- _Goal of the exercise_: Print the entries in full, word for word, but not the pictures.

[START]

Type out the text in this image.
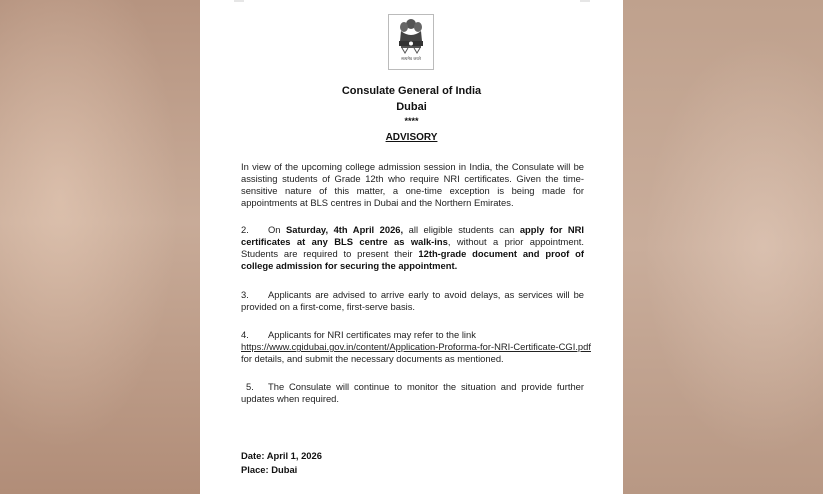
सत्यमेव जयते
Consulate General of India
Dubai
****
ADVISORY
In view of the upcoming college admission session in India, the Consulate will be assisting students of Grade 12th who require NRI certificates. Given the time-sensitive nature of this matter, a one-time exception is being made for appointments at BLS centres in Dubai and the Northern Emirates.
2. On Saturday, 4th April 2026, all eligible students can apply for NRI certificates at any BLS centre as walk-ins, without a prior appointment. Students are required to present their 12th-grade document and proof of college admission for securing the appointment.
3. Applicants are advised to arrive early to avoid delays, as services will be provided on a first-come, first-serve basis.
4. Applicants for NRI certificates may refer to the link
https://www.cgidubai.gov.in/content/Application-Proforma-for-NRI-Certificate-CGI.pdf
for details, and submit the necessary documents as mentioned.
5. The Consulate will continue to monitor the situation and provide further updates when required.
Date: April 1, 2026
Place: Dubai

[END]

- _Written solution_:
Type out the text in this image.
सत्यमेव जयते
Consulate General of India
Dubai
****
ADVISORY
In view of the upcoming college admission session in India, the Consulate will be assisting students of Grade 12th who require NRI certificates. Given the time-sensitive nature of this matter, a one-time exception is being made for appointments at BLS centres in Dubai and the Northern Emirates.
2. On Saturday, 4th April 2026, all eligible students can apply for NRI certificates at any BLS centre as walk-ins, without a prior appointment. Students are required to present their 12th-grade document and proof of college admission for securing the appointment.
3. Applicants are advised to arrive early to avoid delays, as services will be provided on a first-come, first-serve basis.
4. Applicants for NRI certificates may refer to the link
https://www.cgidubai.gov.in/content/Application-Proforma-for-NRI-Certificate-CGI.pdf
for details, and submit the necessary documents as mentioned.
5. The Consulate will continue to monitor the situation and provide further updates when required.
Date: April 1, 2026
Place: Dubai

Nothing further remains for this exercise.